◆ **Materials provided**:
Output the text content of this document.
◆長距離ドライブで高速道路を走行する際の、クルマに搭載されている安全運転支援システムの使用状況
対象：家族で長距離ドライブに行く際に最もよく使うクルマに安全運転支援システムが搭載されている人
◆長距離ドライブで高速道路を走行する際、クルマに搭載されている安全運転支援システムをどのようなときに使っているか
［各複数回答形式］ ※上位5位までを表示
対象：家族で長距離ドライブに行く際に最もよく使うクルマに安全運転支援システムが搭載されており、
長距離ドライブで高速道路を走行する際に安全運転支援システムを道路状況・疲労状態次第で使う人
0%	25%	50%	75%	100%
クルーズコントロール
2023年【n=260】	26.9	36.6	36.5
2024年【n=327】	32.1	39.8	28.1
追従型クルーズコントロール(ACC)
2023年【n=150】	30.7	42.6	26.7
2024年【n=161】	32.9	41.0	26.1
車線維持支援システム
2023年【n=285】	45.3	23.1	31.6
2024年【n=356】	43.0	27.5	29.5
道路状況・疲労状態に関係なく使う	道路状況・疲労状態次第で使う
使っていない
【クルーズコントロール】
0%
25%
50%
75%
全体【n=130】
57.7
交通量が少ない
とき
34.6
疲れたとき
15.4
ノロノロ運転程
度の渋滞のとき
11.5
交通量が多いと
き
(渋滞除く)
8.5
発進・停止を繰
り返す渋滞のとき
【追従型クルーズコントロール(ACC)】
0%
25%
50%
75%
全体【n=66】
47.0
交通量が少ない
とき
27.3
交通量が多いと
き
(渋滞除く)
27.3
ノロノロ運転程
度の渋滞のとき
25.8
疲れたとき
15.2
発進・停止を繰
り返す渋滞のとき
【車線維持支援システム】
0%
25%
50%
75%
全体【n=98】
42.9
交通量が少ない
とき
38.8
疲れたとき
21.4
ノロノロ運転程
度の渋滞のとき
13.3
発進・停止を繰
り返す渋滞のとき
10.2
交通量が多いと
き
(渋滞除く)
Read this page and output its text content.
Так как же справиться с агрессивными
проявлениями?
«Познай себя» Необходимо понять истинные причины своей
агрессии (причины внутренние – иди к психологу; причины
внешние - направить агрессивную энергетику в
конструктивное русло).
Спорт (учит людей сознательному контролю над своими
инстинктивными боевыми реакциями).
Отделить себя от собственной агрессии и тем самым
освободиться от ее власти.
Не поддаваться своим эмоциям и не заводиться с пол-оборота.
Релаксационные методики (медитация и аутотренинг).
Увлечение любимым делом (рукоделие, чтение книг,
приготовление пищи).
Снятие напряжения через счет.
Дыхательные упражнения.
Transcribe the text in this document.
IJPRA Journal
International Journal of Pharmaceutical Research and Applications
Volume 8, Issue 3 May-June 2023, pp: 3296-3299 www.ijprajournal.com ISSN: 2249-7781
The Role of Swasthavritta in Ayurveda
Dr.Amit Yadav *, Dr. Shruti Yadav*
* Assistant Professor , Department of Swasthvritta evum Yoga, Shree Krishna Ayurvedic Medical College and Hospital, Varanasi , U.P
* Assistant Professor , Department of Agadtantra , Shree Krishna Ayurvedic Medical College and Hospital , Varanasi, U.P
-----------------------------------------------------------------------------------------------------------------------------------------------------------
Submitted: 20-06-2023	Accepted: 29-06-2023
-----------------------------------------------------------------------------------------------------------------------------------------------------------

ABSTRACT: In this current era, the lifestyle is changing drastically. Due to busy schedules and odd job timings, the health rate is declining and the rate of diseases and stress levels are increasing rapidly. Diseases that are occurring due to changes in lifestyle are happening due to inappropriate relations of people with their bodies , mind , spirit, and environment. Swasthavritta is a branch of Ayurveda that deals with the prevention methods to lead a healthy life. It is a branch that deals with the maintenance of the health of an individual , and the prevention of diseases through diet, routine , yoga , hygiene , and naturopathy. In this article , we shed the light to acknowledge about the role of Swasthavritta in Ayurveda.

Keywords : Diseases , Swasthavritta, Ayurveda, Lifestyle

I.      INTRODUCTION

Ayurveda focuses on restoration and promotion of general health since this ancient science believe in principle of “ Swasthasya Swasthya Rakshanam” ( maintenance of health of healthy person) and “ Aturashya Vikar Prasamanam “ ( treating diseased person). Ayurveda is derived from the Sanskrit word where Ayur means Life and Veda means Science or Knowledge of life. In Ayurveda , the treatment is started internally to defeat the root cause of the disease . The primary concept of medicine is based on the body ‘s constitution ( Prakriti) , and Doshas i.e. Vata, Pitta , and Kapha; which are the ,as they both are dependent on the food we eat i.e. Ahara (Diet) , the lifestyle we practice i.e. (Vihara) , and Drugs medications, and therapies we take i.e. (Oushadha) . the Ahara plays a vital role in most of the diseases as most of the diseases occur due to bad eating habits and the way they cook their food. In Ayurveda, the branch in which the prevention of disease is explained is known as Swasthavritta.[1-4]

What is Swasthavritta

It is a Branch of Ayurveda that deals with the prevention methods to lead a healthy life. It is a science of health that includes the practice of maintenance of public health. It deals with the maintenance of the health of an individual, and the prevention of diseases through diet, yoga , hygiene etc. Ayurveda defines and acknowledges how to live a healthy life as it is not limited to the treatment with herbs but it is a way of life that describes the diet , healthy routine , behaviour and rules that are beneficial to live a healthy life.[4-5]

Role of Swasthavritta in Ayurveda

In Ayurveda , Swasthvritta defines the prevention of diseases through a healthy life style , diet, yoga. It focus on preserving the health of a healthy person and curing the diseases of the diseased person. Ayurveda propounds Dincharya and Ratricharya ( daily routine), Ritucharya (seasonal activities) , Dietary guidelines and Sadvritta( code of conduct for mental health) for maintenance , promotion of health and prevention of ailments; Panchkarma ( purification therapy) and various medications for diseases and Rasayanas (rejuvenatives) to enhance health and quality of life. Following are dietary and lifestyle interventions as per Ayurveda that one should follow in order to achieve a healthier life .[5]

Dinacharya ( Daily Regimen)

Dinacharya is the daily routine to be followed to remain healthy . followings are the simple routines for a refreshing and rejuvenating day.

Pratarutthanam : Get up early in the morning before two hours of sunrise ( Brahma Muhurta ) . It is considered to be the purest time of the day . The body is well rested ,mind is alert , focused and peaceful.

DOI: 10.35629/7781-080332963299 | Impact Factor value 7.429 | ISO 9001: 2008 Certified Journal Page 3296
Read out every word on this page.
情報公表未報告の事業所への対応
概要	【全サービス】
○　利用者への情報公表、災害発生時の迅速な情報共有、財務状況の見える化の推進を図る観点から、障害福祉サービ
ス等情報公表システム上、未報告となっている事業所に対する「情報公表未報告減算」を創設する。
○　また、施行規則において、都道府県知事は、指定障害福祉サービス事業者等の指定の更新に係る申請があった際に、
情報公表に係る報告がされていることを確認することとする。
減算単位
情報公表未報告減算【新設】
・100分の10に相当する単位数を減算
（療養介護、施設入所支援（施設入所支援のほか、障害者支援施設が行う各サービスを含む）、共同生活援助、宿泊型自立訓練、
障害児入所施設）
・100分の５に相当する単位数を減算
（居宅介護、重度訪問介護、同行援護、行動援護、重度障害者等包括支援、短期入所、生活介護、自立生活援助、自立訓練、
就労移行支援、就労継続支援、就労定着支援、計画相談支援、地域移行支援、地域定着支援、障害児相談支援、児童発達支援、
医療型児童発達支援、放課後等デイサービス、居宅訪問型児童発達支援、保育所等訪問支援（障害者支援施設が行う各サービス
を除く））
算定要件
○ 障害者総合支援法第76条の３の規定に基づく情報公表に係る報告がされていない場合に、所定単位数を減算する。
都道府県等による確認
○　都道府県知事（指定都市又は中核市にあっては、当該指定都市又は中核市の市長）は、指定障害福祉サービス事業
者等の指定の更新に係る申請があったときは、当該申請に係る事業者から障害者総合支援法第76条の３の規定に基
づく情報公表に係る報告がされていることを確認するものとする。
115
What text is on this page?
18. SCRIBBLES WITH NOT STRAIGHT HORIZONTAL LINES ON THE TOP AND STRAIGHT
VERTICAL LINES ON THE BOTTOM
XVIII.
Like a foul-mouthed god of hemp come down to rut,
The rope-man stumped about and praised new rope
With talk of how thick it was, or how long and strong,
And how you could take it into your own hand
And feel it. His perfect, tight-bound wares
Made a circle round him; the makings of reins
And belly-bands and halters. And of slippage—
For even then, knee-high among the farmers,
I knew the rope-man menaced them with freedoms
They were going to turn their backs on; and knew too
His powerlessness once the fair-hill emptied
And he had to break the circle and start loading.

◆ **Task details**:
From the entries above, copy out every line where the string "text" appears.

◆ **Output below**:
Output the text content of this document.
Read this page and output its text content.
Transcribe the text in this document.
What text is on this page?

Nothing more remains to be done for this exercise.